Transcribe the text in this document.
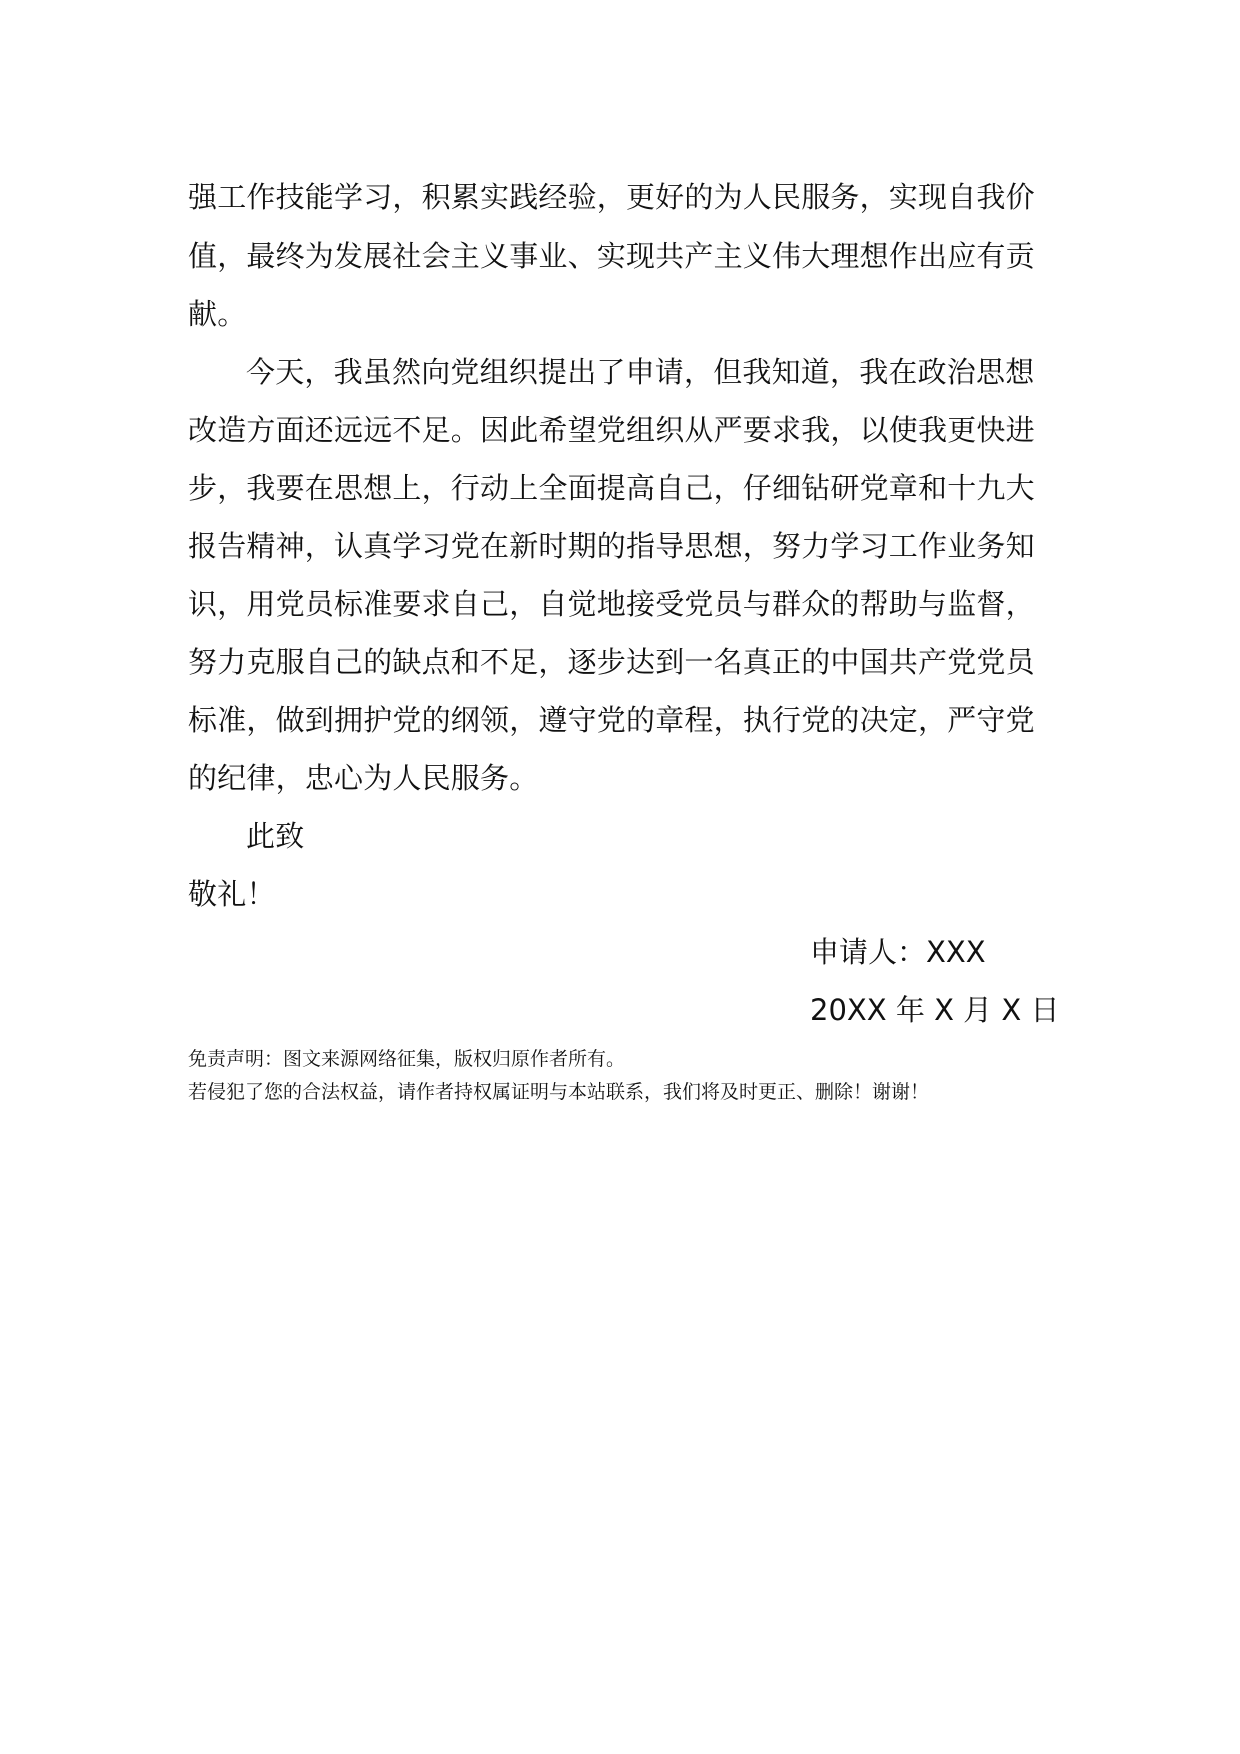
强工作技能学习，积累实践经验，更好的为人民服务，实现自我价
值，最终为发展社会主义事业、实现共产主义伟大理想作出应有贡
献。
今天，我虽然向党组织提出了申请，但我知道，我在政治思想
改造方面还远远不足。因此希望党组织从严要求我，以使我更快进
步，我要在思想上，行动上全面提高自己，仔细钻研党章和十九大
报告精神，认真学习党在新时期的指导思想，努力学习工作业务知
识，用党员标准要求自己，自觉地接受党员与群众的帮助与监督，
努力克服自己的缺点和不足，逐步达到一名真正的中国共产党党员
标准，做到拥护党的纲领，遵守党的章程，执行党的决定，严守党
的纪律，忠心为人民服务。
此致
敬礼！
申请人：XXX
20XX 年 X 月 X 日
免责声明：图文来源网络征集，版权归原作者所有。
若侵犯了您的合法权益，请作者持权属证明与本站联系，我们将及时更正、删除！谢谢！
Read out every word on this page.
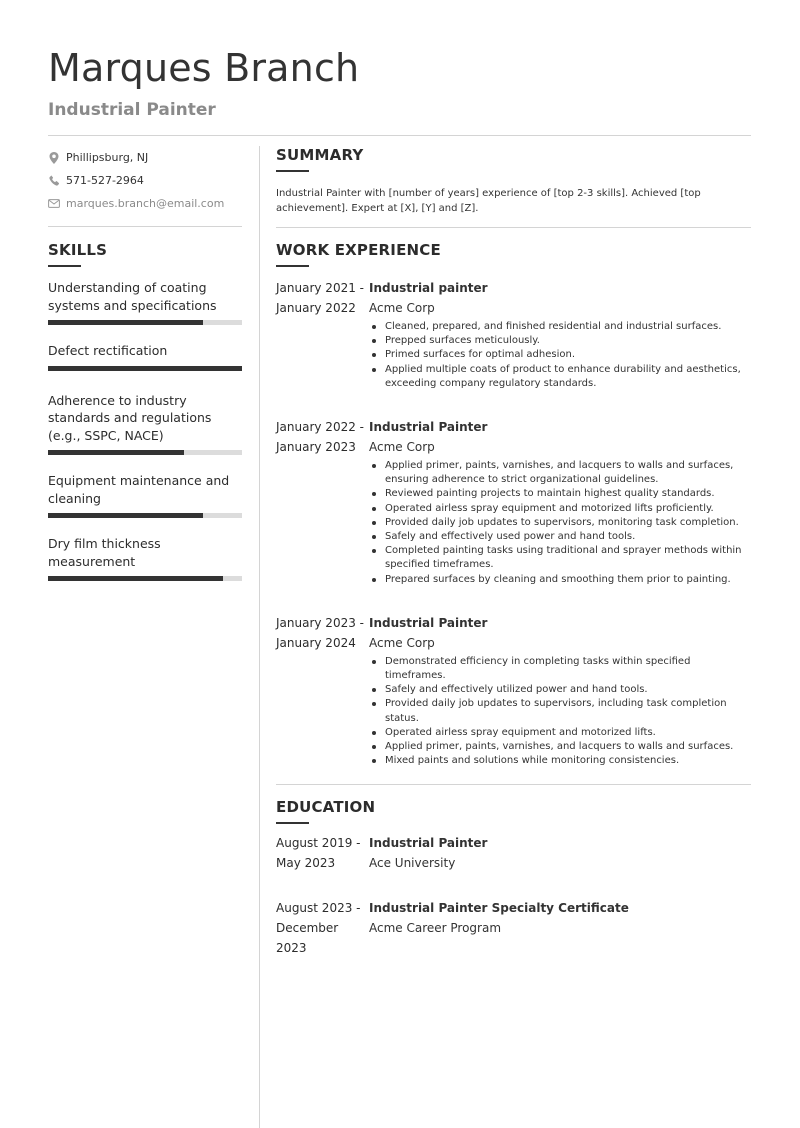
Marques Branch
Industrial Painter
Phillipsburg, NJ
571-527-2964
marques.branch@email.com
SKILLS
Understanding of coating systems and specifications
Defect rectification
Adherence to industry standards and regulations (e.g., SSPC, NACE)
Equipment maintenance and cleaning
Dry film thickness measurement
SUMMARY
Industrial Painter with [number of years] experience of [top 2-3 skills]. Achieved [top achievement]. Expert at [X], [Y] and [Z].
WORK EXPERIENCE
January 2021 -
January 2022
Industrial painter
Acme Corp
Cleaned, prepared, and finished residential and industrial surfaces.
Prepped surfaces meticulously.
Primed surfaces for optimal adhesion.
Applied multiple coats of product to enhance durability and aesthetics, exceeding company regulatory standards.
January 2022 -
January 2023
Industrial Painter
Acme Corp
Applied primer, paints, varnishes, and lacquers to walls and surfaces, ensuring adherence to strict organizational guidelines.
Reviewed painting projects to maintain highest quality standards.
Operated airless spray equipment and motorized lifts proficiently.
Provided daily job updates to supervisors, monitoring task completion.
Safely and effectively used power and hand tools.
Completed painting tasks using traditional and sprayer methods within specified timeframes.
Prepared surfaces by cleaning and smoothing them prior to painting.
January 2023 -
January 2024
Industrial Painter
Acme Corp
Demonstrated efficiency in completing tasks within specified timeframes.
Safely and effectively utilized power and hand tools.
Provided daily job updates to supervisors, including task completion status.
Operated airless spray equipment and motorized lifts.
Applied primer, paints, varnishes, and lacquers to walls and surfaces.
Mixed paints and solutions while monitoring consistencies.
EDUCATION
August 2019 -
May 2023
Industrial Painter
Ace University
August 2023 -
December 2023
Industrial Painter Specialty Certificate
Acme Career Program
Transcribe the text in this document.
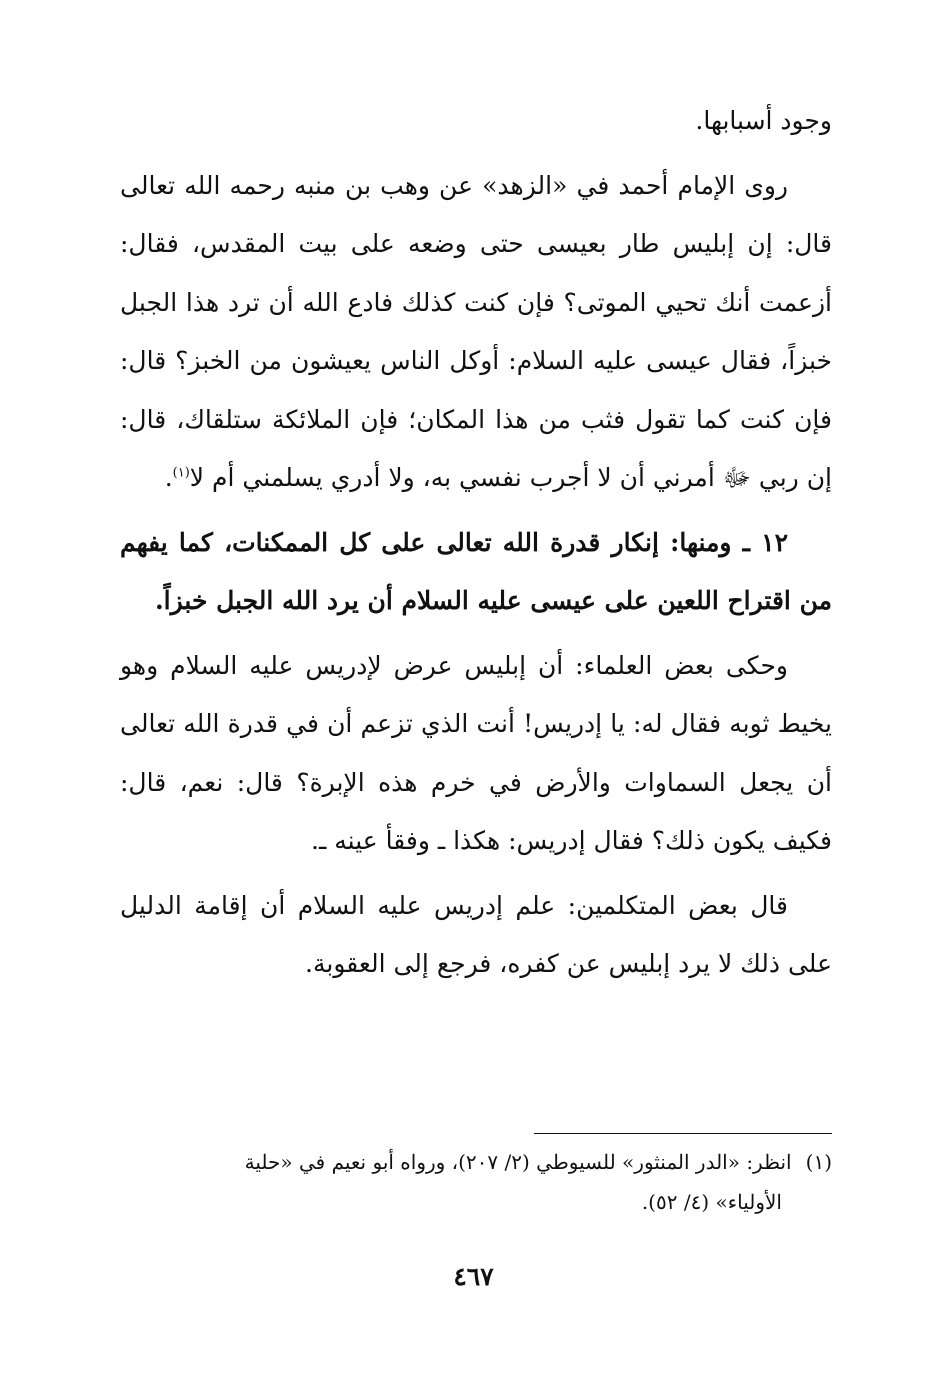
وجود أسبابها.

روى الإمام أحمد في «الزهد» عن وهب بن منبه رحمه الله تعالى قال: إن إبليس طار بعيسى حتى وضعه على بيت المقدس، فقال: أزعمت أنك تحيي الموتى؟ فإن كنت كذلك فادع الله أن ترد هذا الجبل خبزاً، فقال عيسى عليه السلام: أوكل الناس يعيشون من الخبز؟ قال: فإن كنت كما تقول فثب من هذا المكان؛ فإن الملائكة ستلقاك، قال: إن ربي ﷻ أمرني أن لا أجرب نفسي به، ولا أدري يسلمني أم لا$^{(١)}$.

١٢ ـ ومنها: إنكار قدرة الله تعالى على كل الممكنات، كما يفهم من اقتراح اللعين على عيسى عليه السلام أن يرد الله الجبل خبزاً.

وحكى بعض العلماء: أن إبليس عرض لإدريس عليه السلام وهو يخيط ثوبه فقال له: يا إدريس! أنت الذي تزعم أن في قدرة الله تعالى أن يجعل السماوات والأرض في خرم هذه الإبرة؟ قال: نعم، قال: فكيف يكون ذلك؟ فقال إدريس: هكذا ـ وفقأ عينه ـ.

قال بعض المتكلمين: علم إدريس عليه السلام أن إقامة الدليل على ذلك لا يرد إبليس عن كفره، فرجع إلى العقوبة.

(١)انظر: «الدر المنثور» للسيوطي (٢/ ٢٠٧)، ورواه أبو نعيم في «حلية

الأولياء» (٤/ ٥٢).

٤٦٧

= = = = =

Written task: In the entries above, identify each line that includes the string "varnishes", then copy it.

Written reply:
Applied primer, paints, varnishes, and lacquers to walls and surfaces, ensuring adherence to strict organizational guidelines.
Applied primer, paints, varnishes, and lacquers to walls and surfaces.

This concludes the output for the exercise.